### Data for this exercise
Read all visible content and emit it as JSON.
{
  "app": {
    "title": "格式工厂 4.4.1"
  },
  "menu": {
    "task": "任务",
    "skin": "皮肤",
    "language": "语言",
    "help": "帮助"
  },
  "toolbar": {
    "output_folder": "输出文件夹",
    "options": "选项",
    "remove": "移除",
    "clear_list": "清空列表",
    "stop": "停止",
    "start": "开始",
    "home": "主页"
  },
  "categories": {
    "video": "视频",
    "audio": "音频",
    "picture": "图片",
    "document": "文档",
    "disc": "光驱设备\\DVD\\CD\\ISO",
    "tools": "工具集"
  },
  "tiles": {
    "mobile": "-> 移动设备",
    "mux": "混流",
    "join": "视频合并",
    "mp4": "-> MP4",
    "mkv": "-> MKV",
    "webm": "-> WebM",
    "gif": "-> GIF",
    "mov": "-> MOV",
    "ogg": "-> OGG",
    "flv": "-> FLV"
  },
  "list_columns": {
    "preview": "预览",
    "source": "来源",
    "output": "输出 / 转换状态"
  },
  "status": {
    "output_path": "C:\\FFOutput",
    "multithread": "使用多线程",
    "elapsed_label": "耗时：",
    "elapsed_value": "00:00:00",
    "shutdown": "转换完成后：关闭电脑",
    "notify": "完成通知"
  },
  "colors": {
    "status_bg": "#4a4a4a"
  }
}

### Problem details
Each line of the material should be echoed exactly.

### Solution to the exercise
Read all visible content and emit it as JSON.
{
  "app": {
    "title": "格式工厂 4.4.1"
  },
  "menu": {
    "task": "任务",
    "skin": "皮肤",
    "language": "语言",
    "help": "帮助"
  },
  "toolbar": {
    "output_folder": "输出文件夹",
    "options": "选项",
    "remove": "移除",
    "clear_list": "清空列表",
    "stop": "停止",
    "start": "开始",
    "home": "主页"
  },
  "categories": {
    "video": "视频",
    "audio": "音频",
    "picture": "图片",
    "document": "文档",
    "disc": "光驱设备\\DVD\\CD\\ISO",
    "tools": "工具集"
  },
  "tiles": {
    "mobile": "-> 移动设备",
    "mux": "混流",
    "join": "视频合并",
    "mp4": "-> MP4",
    "mkv": "-> MKV",
    "webm": "-> WebM",
    "gif": "-> GIF",
    "mov": "-> MOV",
    "ogg": "-> OGG",
    "flv": "-> FLV"
  },
  "list_columns": {
    "preview": "预览",
    "source": "来源",
    "output": "输出 / 转换状态"
  },
  "status": {
    "output_path": "C:\\FFOutput",
    "multithread": "使用多线程",
    "elapsed_label": "耗时：",
    "elapsed_value": "00:00:00",
    "shutdown": "转换完成后：关闭电脑",
    "notify": "完成通知"
  },
  "colors": {
    "status_bg": "#4a4a4a"
  }
}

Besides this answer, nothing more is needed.